Extract all lines in the data that contain the word "გადაწყვეტილება".
•••
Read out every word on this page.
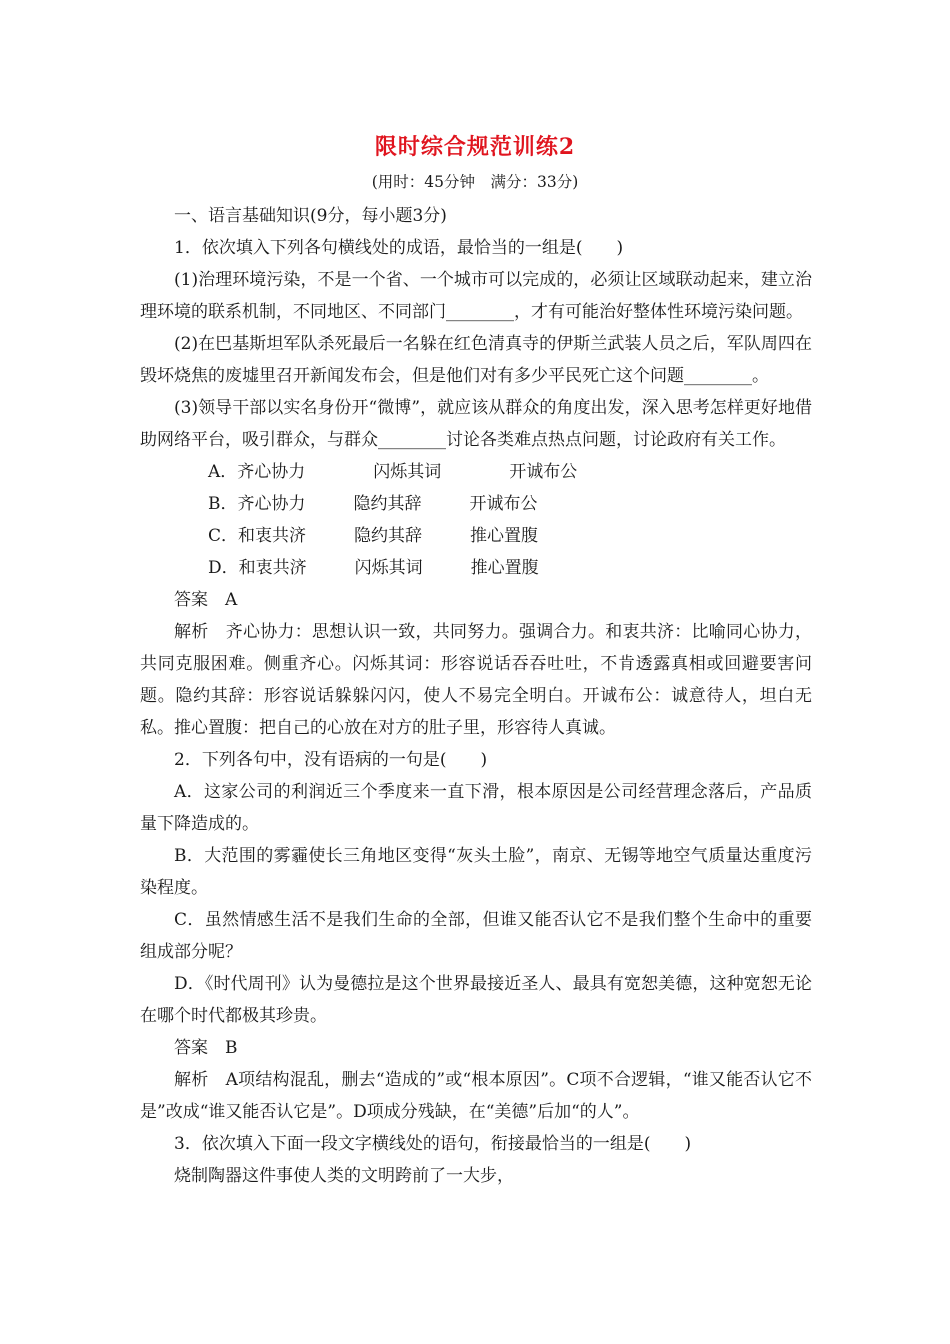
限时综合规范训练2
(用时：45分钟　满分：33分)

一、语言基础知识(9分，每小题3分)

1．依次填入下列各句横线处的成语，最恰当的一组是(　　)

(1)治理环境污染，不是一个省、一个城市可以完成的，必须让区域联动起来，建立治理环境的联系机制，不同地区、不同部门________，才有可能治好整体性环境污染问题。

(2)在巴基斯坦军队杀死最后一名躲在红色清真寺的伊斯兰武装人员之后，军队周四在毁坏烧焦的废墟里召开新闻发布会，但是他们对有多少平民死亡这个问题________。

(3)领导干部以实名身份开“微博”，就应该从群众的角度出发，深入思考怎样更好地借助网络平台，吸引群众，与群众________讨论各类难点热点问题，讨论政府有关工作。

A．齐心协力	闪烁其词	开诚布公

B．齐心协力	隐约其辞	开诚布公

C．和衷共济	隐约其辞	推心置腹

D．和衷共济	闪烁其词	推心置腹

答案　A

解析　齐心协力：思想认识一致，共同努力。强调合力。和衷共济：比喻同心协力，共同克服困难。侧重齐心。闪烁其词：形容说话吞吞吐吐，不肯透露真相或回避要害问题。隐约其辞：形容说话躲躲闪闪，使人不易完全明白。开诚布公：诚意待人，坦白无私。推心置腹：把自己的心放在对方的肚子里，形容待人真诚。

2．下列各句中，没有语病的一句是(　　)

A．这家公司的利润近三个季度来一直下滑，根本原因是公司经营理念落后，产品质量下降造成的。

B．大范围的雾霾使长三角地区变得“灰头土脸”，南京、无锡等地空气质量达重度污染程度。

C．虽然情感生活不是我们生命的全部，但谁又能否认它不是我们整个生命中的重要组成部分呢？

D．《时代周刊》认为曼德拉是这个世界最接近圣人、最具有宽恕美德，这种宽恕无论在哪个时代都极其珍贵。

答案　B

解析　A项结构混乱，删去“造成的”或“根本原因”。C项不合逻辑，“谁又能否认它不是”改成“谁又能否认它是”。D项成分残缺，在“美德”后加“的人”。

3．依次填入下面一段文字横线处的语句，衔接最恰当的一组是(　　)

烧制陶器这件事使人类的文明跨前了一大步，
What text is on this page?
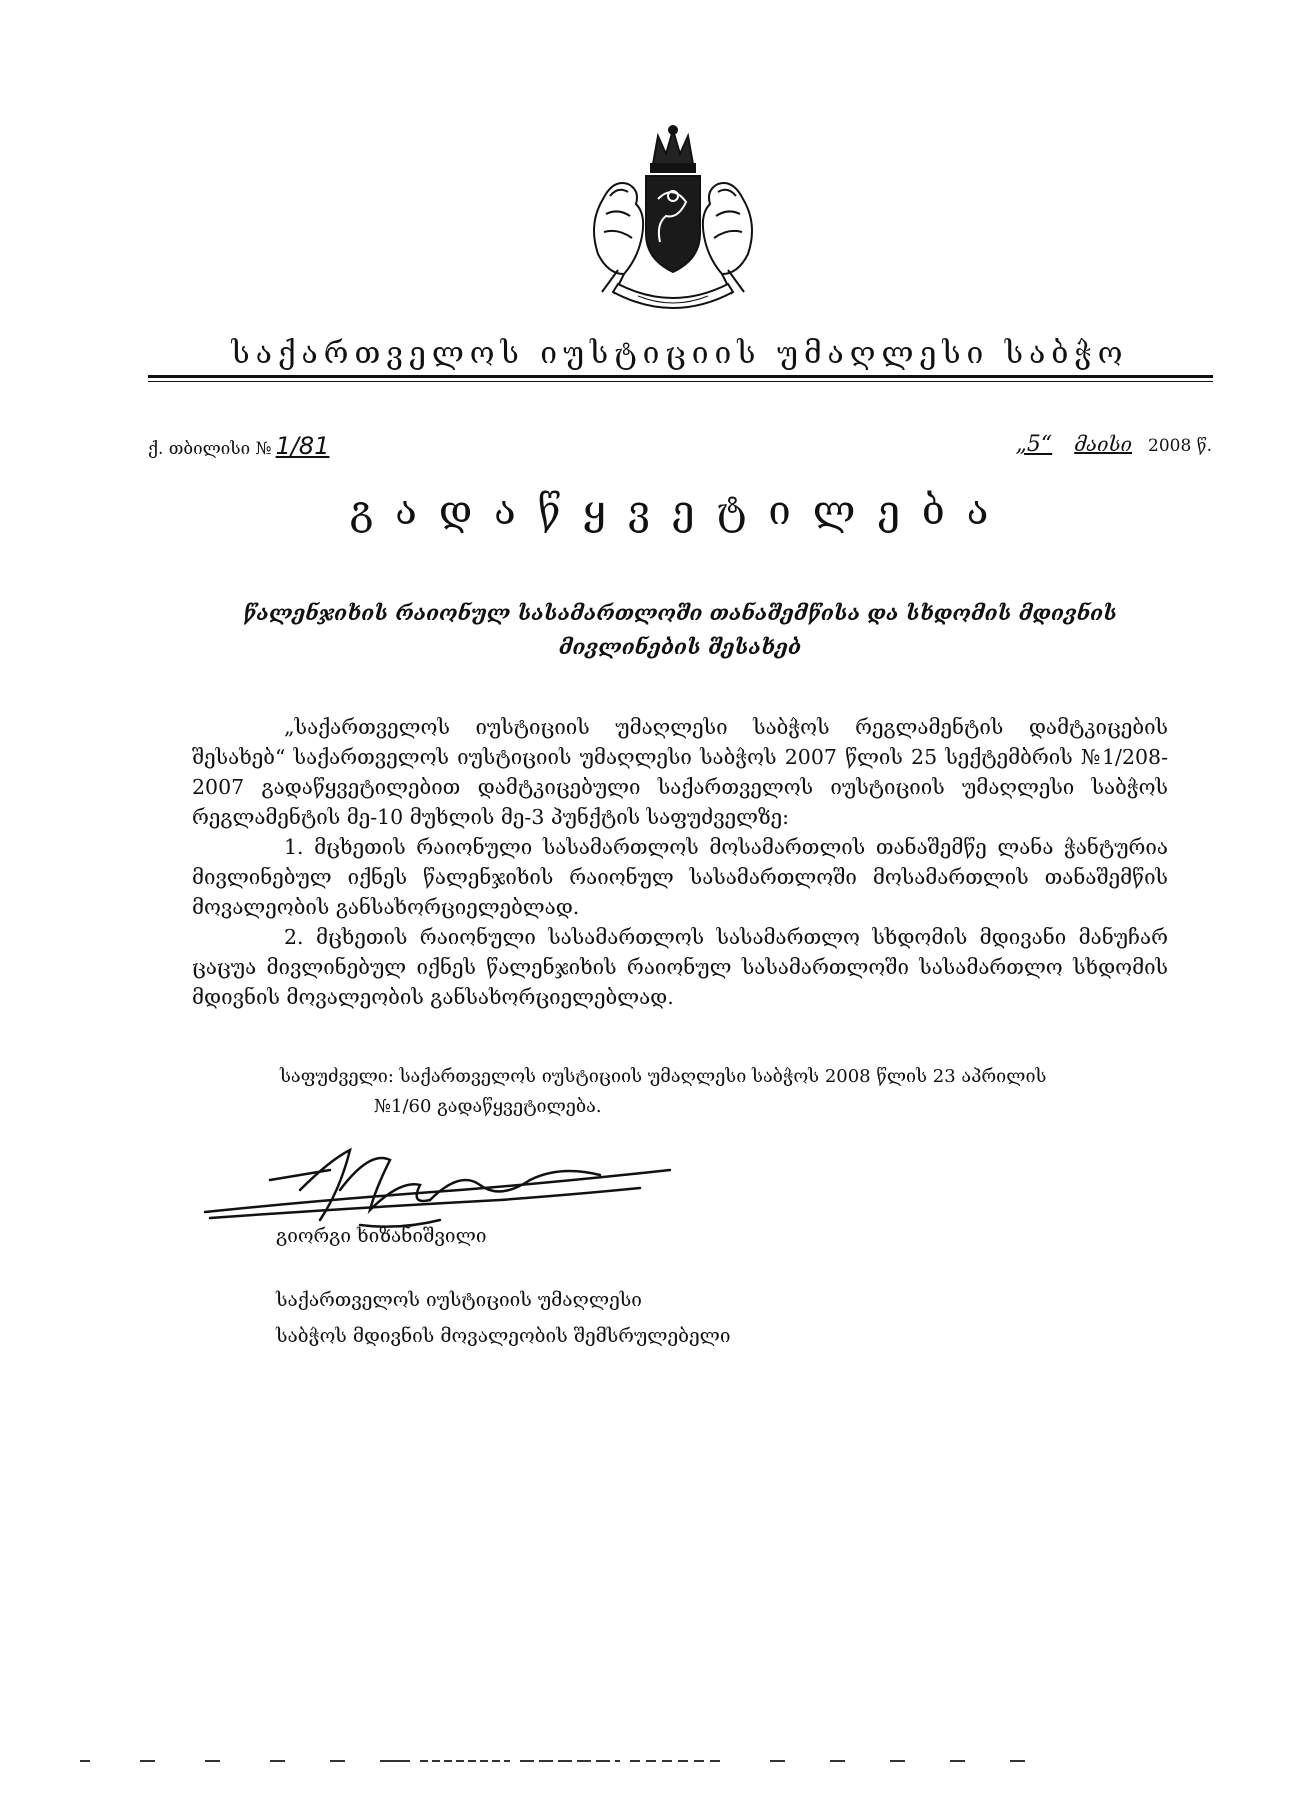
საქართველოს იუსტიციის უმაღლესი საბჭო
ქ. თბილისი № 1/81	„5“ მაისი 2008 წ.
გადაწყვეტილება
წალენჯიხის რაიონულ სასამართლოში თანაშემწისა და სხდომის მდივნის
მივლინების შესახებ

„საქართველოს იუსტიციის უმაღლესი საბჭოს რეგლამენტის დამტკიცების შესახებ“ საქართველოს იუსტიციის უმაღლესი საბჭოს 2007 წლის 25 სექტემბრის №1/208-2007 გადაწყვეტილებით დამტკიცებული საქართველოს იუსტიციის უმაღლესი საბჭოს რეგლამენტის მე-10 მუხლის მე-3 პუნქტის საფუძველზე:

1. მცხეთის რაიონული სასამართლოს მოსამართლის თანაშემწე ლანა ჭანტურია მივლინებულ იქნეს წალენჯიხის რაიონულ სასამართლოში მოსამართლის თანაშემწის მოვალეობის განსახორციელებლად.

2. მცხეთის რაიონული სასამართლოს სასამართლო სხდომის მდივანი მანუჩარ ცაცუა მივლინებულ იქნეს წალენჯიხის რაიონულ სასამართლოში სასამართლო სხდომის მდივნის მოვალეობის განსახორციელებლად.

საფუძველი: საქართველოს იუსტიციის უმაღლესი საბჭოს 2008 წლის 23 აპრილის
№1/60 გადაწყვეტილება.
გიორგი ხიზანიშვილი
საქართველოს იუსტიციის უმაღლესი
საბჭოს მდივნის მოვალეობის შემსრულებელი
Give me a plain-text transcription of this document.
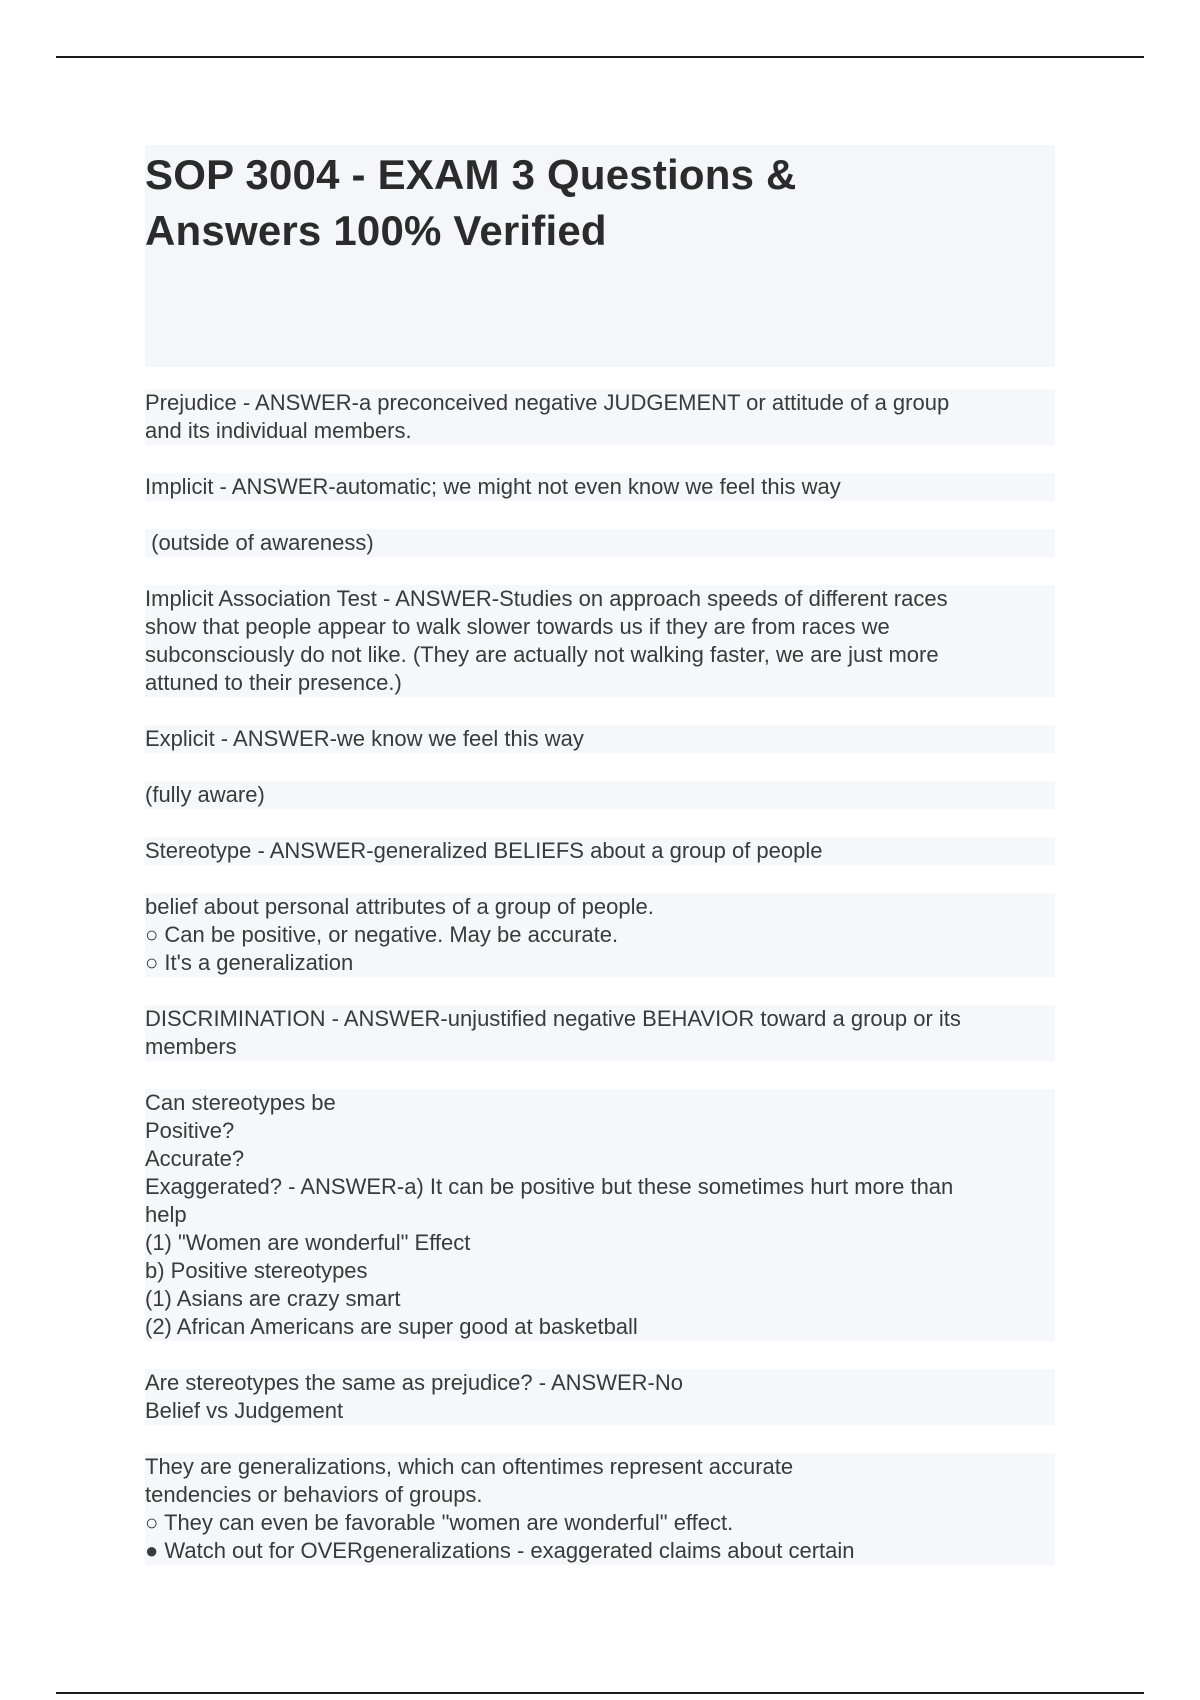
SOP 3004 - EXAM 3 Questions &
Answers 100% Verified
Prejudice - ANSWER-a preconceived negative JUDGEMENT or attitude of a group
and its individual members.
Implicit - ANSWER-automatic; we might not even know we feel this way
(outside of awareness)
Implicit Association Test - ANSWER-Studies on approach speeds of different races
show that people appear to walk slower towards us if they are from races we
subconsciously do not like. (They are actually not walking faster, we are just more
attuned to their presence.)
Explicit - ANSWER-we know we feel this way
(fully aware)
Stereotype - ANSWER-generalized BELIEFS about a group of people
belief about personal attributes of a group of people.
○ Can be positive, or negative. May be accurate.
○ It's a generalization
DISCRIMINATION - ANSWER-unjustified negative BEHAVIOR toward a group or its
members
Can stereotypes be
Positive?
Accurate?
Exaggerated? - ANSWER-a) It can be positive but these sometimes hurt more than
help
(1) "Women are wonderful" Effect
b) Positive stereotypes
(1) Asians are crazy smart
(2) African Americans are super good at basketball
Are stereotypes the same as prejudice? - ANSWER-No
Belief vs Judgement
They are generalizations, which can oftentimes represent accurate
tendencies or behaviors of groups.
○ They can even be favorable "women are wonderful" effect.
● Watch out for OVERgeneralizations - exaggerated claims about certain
•••
## Response for this exercise
გადაწყვეტილება
№1/60 გადაწყვეტილება.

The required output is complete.